Faut-il plus de pouvoirs pour le commissaire aux langues officielles?

L'ancien commissaire aux langues officielles du Canada, Graham Fraser. Crédit image: Archives #ONfr

OTTAWA – Dans un billet paru récemment sur le blogue de l’Observatoire national en matière de droits linguistiques, Laurence Prud’homme et Jérome Tremblay lançaient des pistes de solution pour améliorer l’impact du commissaire aux langues officielles du Canada en lui donnant plus de pouvoirs. Mais les avis divergent chez les intervenants questionnés par #ONfr.

BENJAMIN VACHET
bvachet@tfo.org | @BVachet

« Nous nous sommes interrogés quand la question de la succession de Graham Fraser s’est posée. Après dix ans, nous voulions faire son bilan. Si M. Fraser a bien ciblé les enjeux et les problématiques, il faut reconnaître qu’il a été confronté à un problème systémique. Comment se fait-il qu’au fil des années, par exemple, tous les commissaires n’aient pas été en mesure d’obliger Air Canada à respecter ses obligations en matière de langues officielles? », s’interroge M. Tremblay.

Avec sa collègue étudiante chercheuse, Laurence Prud’homme, le coordonnateur aux affaires externes de l’Observatoire propose deux solutions pour régler ce problème : donner davantage de pouvoirs coercitifs au commissaire et la création d’un tribunal administratif des droits linguistiques.

« Actuellement, le commissaire doit se fier au bon vouloir des institutions et du parlement. Si le parlement n’agit pas, ses recommandations et ses rapports restent sans effet. Ce serait une évolution logique de lui donner plus de pouvoirs. Le commissaire a obtenu la possibilité d’intervenir devant les tribunaux, il est peut-être temps d’aller plus loin. »

Selon M. Tremblay, la possibilité pour le commissaire de distribuer des amendes pourrait dissuader les institutions qui ne respectent pas la Loi sur les langues officielles (LLO).

La présidente de la Fédération des communautés francophones et acadienne (FCFA) du Canada, Sylviane Lanthier, rappelle que l’organisme porte-parole des francophones à l’extérieur du Québec appuie depuis longtemps cette idée.

« Ça prend une carotte et un bâton et actuellement, on manque un peu de bâton. Cela nuit à la crédibilité du commissaire de répéter année après année les mêmes recommandations sans que cela ne soit suivi par des actions. »

Réserves

Cette proposition pourrait séduire celles et ceux qui se désolent de voir les mêmes problèmes revenir rapport après rapport. Mais le stagiaire postdoctoral à la Chaire de recherche sur la francophonie et les politiques publiques de l’Université d’Ottawa, Martin Normand, se montre réservé.

« La question de l’augmentation des pouvoirs du commissaire s’est posée dès les premiers rapports du commissaire Keith Spicer, au début des années 70. Mais il faut faire attention de ne pas ouvrir une boîte de Pandore. Si le commissaire pouvait sanctionner, il se retrouverait juge et partie puisqu’il peut déjà intervenir devant les tribunaux. »

ENTRÉES DE DONNÉES:
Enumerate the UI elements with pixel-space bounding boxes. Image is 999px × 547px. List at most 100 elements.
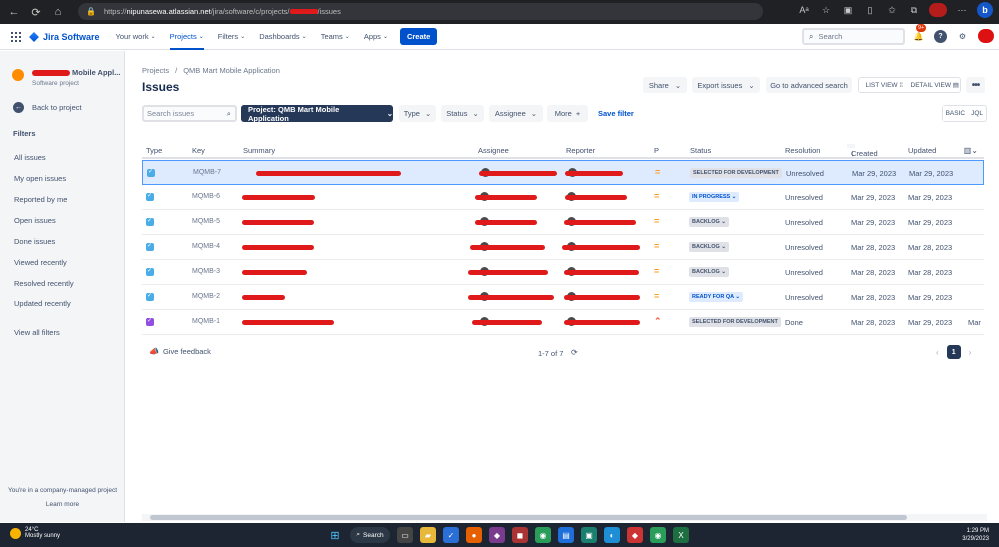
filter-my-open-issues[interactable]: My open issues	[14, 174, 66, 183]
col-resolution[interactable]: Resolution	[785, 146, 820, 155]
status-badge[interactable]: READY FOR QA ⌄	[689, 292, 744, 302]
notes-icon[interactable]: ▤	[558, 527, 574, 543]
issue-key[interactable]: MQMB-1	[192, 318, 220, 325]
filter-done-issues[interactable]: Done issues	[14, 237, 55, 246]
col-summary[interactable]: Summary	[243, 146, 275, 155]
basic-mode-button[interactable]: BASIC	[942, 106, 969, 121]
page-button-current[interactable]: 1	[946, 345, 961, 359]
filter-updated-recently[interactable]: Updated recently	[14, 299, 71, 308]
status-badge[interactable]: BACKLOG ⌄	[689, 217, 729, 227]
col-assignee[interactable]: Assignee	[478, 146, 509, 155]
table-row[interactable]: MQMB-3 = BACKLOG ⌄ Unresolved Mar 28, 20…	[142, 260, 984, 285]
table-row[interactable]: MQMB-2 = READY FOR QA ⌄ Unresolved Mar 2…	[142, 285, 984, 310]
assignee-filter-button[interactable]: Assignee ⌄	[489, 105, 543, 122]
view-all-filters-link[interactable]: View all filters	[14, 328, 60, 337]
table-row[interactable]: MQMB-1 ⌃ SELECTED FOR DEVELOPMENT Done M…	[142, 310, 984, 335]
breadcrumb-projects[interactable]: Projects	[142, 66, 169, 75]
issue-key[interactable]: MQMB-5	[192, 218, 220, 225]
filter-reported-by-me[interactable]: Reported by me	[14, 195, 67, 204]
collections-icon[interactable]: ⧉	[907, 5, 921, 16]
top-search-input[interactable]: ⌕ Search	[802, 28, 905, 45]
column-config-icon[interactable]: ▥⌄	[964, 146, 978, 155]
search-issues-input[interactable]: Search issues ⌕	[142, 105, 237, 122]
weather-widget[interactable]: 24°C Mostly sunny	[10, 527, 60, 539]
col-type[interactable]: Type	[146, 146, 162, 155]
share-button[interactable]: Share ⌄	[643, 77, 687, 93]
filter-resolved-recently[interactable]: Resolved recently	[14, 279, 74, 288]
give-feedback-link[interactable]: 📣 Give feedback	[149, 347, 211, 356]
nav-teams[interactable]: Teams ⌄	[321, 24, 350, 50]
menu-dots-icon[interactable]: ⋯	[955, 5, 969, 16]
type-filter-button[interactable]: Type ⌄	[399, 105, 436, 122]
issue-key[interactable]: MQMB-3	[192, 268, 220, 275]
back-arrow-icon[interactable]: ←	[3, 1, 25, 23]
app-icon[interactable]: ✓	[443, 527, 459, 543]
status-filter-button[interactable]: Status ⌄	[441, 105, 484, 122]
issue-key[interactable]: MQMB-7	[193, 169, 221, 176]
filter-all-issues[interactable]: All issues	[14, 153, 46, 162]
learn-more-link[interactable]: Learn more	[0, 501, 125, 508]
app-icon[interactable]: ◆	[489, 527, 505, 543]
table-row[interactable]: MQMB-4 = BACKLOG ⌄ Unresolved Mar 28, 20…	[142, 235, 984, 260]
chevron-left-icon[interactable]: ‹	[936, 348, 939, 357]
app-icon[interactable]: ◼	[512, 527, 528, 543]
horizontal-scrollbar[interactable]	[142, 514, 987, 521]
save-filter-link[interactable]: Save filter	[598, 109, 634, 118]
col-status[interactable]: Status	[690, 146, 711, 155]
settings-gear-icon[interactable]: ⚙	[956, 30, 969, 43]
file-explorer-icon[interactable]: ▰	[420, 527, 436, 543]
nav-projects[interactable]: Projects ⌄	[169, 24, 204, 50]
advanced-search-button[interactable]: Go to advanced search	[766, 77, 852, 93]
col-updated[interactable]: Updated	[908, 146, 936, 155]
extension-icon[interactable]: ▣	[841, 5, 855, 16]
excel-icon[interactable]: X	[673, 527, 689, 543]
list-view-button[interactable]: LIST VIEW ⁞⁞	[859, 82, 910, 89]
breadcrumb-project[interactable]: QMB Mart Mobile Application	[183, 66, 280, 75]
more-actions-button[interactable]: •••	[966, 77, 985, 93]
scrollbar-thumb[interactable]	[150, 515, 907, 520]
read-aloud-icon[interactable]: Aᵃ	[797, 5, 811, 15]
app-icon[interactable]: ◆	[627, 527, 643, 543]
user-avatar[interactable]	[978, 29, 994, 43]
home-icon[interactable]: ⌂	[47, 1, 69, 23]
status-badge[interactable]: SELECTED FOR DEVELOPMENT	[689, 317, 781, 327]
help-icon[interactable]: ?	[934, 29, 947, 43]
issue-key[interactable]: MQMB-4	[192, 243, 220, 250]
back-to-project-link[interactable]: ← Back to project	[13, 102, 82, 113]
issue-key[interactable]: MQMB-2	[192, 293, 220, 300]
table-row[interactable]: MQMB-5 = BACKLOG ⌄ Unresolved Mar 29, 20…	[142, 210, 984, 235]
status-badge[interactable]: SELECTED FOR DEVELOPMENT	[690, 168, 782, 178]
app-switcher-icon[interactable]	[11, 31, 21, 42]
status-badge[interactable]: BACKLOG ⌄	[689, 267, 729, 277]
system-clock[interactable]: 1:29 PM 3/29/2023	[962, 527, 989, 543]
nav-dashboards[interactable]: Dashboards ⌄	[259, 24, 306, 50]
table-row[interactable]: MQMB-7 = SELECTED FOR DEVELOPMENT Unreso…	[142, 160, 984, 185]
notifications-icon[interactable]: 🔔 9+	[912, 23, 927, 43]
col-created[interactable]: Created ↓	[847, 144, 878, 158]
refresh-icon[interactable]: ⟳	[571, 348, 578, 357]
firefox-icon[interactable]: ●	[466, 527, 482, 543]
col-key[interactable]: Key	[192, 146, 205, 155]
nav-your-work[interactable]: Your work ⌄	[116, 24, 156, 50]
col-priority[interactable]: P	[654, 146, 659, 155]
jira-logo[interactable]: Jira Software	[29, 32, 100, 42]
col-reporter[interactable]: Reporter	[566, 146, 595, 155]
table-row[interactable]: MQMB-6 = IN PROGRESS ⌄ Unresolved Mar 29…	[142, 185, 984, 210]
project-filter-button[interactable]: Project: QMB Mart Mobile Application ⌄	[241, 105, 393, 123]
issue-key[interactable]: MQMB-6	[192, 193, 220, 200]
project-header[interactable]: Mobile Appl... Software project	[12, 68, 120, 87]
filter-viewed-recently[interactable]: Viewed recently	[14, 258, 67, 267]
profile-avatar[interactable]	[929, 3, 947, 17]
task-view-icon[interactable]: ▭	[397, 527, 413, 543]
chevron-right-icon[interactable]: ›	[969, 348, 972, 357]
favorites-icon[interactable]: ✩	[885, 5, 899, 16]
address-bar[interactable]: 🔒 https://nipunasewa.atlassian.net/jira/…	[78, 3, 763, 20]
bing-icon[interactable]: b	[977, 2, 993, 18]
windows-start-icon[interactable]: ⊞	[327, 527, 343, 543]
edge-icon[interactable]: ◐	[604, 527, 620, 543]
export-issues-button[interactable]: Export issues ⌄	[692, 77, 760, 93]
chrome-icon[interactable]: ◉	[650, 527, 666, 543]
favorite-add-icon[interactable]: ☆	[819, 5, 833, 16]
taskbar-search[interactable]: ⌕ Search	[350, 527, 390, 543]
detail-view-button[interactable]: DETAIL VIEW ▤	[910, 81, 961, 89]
* * *
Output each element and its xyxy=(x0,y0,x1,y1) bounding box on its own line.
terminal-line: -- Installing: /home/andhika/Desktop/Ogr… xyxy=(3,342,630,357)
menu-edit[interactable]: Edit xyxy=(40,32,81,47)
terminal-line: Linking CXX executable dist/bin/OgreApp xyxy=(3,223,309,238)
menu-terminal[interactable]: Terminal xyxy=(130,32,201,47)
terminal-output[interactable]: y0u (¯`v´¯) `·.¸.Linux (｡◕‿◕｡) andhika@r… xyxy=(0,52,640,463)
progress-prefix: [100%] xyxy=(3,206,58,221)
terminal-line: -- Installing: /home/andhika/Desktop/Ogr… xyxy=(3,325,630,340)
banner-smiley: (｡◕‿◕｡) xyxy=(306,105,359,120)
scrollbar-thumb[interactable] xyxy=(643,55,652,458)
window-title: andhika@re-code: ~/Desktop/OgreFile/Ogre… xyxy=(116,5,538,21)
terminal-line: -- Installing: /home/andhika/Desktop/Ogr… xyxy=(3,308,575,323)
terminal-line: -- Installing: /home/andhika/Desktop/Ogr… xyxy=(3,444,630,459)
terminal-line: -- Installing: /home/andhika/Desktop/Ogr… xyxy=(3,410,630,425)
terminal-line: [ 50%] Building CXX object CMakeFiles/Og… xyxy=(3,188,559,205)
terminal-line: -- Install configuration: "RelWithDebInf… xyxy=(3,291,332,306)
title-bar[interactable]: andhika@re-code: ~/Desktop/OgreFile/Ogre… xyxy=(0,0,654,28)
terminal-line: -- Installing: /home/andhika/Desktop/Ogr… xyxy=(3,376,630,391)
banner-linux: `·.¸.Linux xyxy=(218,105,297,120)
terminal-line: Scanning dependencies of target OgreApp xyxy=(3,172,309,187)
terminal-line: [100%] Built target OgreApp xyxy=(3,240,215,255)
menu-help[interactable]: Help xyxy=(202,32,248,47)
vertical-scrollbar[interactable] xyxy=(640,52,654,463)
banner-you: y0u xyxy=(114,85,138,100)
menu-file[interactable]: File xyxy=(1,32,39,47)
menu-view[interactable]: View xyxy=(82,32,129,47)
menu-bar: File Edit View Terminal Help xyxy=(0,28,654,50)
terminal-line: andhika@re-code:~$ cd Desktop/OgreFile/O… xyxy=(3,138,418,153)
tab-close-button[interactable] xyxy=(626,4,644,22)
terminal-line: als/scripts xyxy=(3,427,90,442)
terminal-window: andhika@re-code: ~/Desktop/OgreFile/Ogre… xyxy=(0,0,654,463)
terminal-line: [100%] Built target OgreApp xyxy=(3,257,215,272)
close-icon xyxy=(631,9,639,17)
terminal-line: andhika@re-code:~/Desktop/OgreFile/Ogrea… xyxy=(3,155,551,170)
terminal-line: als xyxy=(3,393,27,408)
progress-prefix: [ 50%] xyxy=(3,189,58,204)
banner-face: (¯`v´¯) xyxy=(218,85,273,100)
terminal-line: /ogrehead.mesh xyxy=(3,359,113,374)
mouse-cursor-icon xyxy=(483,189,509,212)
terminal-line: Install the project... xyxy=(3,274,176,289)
...
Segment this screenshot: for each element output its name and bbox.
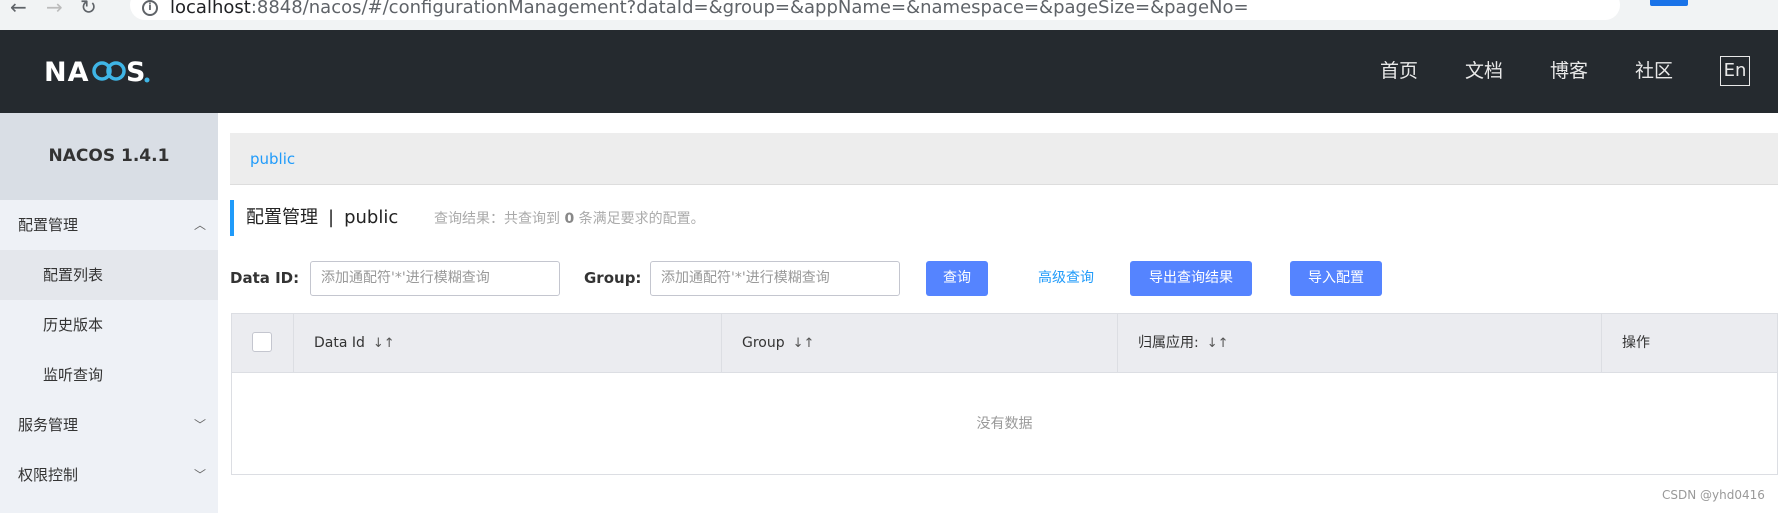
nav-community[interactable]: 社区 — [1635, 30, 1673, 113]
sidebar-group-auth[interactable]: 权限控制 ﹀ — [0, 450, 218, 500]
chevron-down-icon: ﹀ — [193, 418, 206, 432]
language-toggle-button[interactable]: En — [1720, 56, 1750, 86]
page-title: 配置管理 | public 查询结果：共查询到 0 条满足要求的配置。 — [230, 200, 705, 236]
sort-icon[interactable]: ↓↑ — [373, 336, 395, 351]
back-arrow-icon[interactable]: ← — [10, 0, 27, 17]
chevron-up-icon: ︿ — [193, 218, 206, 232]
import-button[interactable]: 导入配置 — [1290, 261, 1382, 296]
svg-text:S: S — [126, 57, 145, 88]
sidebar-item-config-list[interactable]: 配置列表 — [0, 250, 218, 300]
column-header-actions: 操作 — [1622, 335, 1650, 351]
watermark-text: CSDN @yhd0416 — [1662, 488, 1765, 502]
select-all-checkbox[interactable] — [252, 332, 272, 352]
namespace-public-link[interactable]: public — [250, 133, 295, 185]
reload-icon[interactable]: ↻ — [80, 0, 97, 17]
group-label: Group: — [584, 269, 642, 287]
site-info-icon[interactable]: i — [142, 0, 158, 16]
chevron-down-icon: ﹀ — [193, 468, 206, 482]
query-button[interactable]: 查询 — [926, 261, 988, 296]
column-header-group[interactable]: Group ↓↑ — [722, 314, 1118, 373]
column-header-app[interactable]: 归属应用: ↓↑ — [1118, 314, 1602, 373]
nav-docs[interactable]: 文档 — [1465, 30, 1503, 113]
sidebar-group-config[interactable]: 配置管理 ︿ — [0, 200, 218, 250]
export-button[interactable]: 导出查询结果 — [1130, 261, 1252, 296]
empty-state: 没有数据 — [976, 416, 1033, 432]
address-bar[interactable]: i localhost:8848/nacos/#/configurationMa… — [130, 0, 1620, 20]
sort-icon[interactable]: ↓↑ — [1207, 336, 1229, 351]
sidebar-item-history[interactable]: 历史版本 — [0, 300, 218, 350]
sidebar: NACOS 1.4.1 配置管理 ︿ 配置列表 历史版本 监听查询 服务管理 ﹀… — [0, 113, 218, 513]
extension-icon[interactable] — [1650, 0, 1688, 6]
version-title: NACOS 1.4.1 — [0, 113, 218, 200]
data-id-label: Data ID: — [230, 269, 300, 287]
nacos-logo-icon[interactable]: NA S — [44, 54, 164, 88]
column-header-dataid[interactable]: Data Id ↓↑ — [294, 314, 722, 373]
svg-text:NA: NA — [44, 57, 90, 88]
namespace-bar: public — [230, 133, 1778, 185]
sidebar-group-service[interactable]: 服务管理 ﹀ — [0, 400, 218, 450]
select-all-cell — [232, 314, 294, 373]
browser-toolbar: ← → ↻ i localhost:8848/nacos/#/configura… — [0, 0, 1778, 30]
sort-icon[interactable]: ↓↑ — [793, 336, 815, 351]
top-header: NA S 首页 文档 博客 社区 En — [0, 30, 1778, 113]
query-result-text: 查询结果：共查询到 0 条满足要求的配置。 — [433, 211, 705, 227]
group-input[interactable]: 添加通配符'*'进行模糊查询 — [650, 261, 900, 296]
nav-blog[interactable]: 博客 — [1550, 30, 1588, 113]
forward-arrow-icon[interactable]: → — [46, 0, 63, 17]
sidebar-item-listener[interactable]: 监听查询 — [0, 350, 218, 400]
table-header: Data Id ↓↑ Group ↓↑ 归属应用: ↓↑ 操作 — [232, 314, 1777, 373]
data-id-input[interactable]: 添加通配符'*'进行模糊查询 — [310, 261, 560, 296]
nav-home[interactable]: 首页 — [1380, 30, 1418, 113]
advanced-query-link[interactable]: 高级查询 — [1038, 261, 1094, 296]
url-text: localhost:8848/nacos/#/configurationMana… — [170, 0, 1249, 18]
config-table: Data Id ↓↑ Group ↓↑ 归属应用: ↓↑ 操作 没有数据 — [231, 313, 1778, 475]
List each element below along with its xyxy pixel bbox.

CONSIGNE: D'après l'extrait sur les pouvoirs du commissaire aux langues officielles, quelles sont les deux solutions proposées par Laurence Prud'homme et Jérome Tremblay?

RÉSULTAT DE L'EXERCICE: Donner davantage de pouvoirs coercitifs au commissaire et créer un tribunal administratif des droits linguistiques.